WHAT YOU SHOULD DO: Repeat the material exactly, leaving nothing out.

== RECORDS FOR THIS TASK

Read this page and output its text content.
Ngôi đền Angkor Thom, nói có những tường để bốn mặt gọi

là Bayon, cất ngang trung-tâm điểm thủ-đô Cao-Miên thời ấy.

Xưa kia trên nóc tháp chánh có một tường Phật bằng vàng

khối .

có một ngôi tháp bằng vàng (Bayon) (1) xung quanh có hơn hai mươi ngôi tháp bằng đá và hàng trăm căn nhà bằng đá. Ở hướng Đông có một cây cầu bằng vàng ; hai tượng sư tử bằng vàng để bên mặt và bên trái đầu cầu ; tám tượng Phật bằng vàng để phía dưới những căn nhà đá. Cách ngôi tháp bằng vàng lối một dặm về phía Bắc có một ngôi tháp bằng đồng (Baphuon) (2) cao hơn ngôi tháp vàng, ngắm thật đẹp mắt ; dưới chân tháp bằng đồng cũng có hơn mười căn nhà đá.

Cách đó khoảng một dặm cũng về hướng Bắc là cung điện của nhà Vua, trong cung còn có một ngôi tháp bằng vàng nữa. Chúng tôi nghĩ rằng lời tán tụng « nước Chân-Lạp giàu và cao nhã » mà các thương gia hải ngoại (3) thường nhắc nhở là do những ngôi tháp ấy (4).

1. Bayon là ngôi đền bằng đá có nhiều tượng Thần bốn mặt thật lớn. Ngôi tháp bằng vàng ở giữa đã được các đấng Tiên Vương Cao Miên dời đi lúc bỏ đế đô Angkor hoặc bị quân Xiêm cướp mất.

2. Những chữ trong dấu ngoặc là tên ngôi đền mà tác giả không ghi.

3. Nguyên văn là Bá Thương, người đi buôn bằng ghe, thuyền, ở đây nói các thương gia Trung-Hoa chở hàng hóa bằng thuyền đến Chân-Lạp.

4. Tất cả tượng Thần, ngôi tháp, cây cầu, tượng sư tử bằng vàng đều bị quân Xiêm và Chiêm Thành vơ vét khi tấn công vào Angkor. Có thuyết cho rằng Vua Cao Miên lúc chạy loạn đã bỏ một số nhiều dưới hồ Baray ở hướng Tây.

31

====

EXERCISE ANSWER:
Read this page and output its text content.
Ngôi đền Angkor Thom, nói có những tường để bốn mặt gọi

là Bayon, cất ngang trung-tâm điểm thủ-đô Cao-Miên thời ấy.

Xưa kia trên nóc tháp chánh có một tường Phật bằng vàng

khối .

có một ngôi tháp bằng vàng (Bayon) (1) xung quanh có hơn hai mươi ngôi tháp bằng đá và hàng trăm căn nhà bằng đá. Ở hướng Đông có một cây cầu bằng vàng ; hai tượng sư tử bằng vàng để bên mặt và bên trái đầu cầu ; tám tượng Phật bằng vàng để phía dưới những căn nhà đá. Cách ngôi tháp bằng vàng lối một dặm về phía Bắc có một ngôi tháp bằng đồng (Baphuon) (2) cao hơn ngôi tháp vàng, ngắm thật đẹp mắt ; dưới chân tháp bằng đồng cũng có hơn mười căn nhà đá.

Cách đó khoảng một dặm cũng về hướng Bắc là cung điện của nhà Vua, trong cung còn có một ngôi tháp bằng vàng nữa. Chúng tôi nghĩ rằng lời tán tụng « nước Chân-Lạp giàu và cao nhã » mà các thương gia hải ngoại (3) thường nhắc nhở là do những ngôi tháp ấy (4).

1. Bayon là ngôi đền bằng đá có nhiều tượng Thần bốn mặt thật lớn. Ngôi tháp bằng vàng ở giữa đã được các đấng Tiên Vương Cao Miên dời đi lúc bỏ đế đô Angkor hoặc bị quân Xiêm cướp mất.

2. Những chữ trong dấu ngoặc là tên ngôi đền mà tác giả không ghi.

3. Nguyên văn là Bá Thương, người đi buôn bằng ghe, thuyền, ở đây nói các thương gia Trung-Hoa chở hàng hóa bằng thuyền đến Chân-Lạp.

4. Tất cả tượng Thần, ngôi tháp, cây cầu, tượng sư tử bằng vàng đều bị quân Xiêm và Chiêm Thành vơ vét khi tấn công vào Angkor. Có thuyết cho rằng Vua Cao Miên lúc chạy loạn đã bỏ một số nhiều dưới hồ Baray ở hướng Tây.

31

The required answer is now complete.